## Work to do
Write out every entry word for word.

-- start Dataset excerpts --

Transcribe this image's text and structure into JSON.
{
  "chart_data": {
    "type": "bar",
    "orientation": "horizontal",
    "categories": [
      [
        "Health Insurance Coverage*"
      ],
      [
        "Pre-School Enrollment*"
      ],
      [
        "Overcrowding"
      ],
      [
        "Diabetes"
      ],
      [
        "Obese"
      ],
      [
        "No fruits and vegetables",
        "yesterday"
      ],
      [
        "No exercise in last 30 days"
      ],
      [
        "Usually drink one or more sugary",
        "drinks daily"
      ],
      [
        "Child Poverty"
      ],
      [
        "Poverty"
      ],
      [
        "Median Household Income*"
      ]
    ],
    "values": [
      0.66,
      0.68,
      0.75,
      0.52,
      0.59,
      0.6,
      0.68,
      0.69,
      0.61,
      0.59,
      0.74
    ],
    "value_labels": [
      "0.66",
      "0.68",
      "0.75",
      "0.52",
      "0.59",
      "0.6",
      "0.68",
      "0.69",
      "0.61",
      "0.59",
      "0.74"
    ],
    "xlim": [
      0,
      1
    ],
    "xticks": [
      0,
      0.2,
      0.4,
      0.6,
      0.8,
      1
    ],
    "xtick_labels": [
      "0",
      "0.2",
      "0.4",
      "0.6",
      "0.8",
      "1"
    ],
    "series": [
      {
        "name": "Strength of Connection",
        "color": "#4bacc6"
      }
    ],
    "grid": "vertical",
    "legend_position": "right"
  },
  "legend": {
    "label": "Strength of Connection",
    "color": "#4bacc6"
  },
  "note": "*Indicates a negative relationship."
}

-- end Dataset excerpts --

## Response to this exercise
Transcribe this image's text and structure into JSON.
{
  "chart_data": {
    "type": "bar",
    "orientation": "horizontal",
    "categories": [
      [
        "Health Insurance Coverage*"
      ],
      [
        "Pre-School Enrollment*"
      ],
      [
        "Overcrowding"
      ],
      [
        "Diabetes"
      ],
      [
        "Obese"
      ],
      [
        "No fruits and vegetables",
        "yesterday"
      ],
      [
        "No exercise in last 30 days"
      ],
      [
        "Usually drink one or more sugary",
        "drinks daily"
      ],
      [
        "Child Poverty"
      ],
      [
        "Poverty"
      ],
      [
        "Median Household Income*"
      ]
    ],
    "values": [
      0.66,
      0.68,
      0.75,
      0.52,
      0.59,
      0.6,
      0.68,
      0.69,
      0.61,
      0.59,
      0.74
    ],
    "value_labels": [
      "0.66",
      "0.68",
      "0.75",
      "0.52",
      "0.59",
      "0.6",
      "0.68",
      "0.69",
      "0.61",
      "0.59",
      "0.74"
    ],
    "xlim": [
      0,
      1
    ],
    "xticks": [
      0,
      0.2,
      0.4,
      0.6,
      0.8,
      1
    ],
    "xtick_labels": [
      "0",
      "0.2",
      "0.4",
      "0.6",
      "0.8",
      "1"
    ],
    "series": [
      {
        "name": "Strength of Connection",
        "color": "#4bacc6"
      }
    ],
    "grid": "vertical",
    "legend_position": "right"
  },
  "legend": {
    "label": "Strength of Connection",
    "color": "#4bacc6"
  },
  "note": "*Indicates a negative relationship."
}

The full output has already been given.